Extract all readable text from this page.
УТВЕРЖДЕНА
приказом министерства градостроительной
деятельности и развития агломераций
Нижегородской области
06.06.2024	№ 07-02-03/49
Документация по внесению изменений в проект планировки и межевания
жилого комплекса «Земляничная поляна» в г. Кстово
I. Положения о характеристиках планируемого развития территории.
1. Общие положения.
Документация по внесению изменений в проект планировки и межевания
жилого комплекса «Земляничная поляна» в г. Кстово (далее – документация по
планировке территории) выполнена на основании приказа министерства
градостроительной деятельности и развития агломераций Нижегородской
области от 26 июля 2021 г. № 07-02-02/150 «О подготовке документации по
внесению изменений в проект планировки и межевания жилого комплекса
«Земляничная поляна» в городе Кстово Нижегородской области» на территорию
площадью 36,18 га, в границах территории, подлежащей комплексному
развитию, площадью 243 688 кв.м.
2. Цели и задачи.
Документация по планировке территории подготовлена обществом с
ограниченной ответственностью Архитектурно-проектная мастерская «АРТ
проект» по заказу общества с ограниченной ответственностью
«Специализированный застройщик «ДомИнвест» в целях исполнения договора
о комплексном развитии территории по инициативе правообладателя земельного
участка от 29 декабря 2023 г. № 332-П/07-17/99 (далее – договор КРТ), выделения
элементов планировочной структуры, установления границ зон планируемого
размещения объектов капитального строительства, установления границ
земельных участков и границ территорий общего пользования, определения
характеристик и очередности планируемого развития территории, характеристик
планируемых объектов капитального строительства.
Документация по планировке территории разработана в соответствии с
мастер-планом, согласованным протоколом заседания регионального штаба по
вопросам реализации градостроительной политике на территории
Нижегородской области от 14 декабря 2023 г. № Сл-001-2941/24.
=-=-=
> [AIM]: Write out the full set of records exactly as given.

> [RESULT OF THIS EXERCISE]:
Extract all readable text from this page.
УТВЕРЖДЕНА
приказом министерства градостроительной
деятельности и развития агломераций
Нижегородской области
06.06.2024	№ 07-02-03/49
Документация по внесению изменений в проект планировки и межевания
жилого комплекса «Земляничная поляна» в г. Кстово
I. Положения о характеристиках планируемого развития территории.
1. Общие положения.
Документация по внесению изменений в проект планировки и межевания
жилого комплекса «Земляничная поляна» в г. Кстово (далее – документация по
планировке территории) выполнена на основании приказа министерства
градостроительной деятельности и развития агломераций Нижегородской
области от 26 июля 2021 г. № 07-02-02/150 «О подготовке документации по
внесению изменений в проект планировки и межевания жилого комплекса
«Земляничная поляна» в городе Кстово Нижегородской области» на территорию
площадью 36,18 га, в границах территории, подлежащей комплексному
развитию, площадью 243 688 кв.м.
2. Цели и задачи.
Документация по планировке территории подготовлена обществом с
ограниченной ответственностью Архитектурно-проектная мастерская «АРТ
проект» по заказу общества с ограниченной ответственностью
«Специализированный застройщик «ДомИнвест» в целях исполнения договора
о комплексном развитии территории по инициативе правообладателя земельного
участка от 29 декабря 2023 г. № 332-П/07-17/99 (далее – договор КРТ), выделения
элементов планировочной структуры, установления границ зон планируемого
размещения объектов капитального строительства, установления границ
земельных участков и границ территорий общего пользования, определения
характеристик и очередности планируемого развития территории, характеристик
планируемых объектов капитального строительства.
Документация по планировке территории разработана в соответствии с
мастер-планом, согласованным протоколом заседания регионального штаба по
вопросам реализации градостроительной политике на территории
Нижегородской области от 14 декабря 2023 г. № Сл-001-2941/24.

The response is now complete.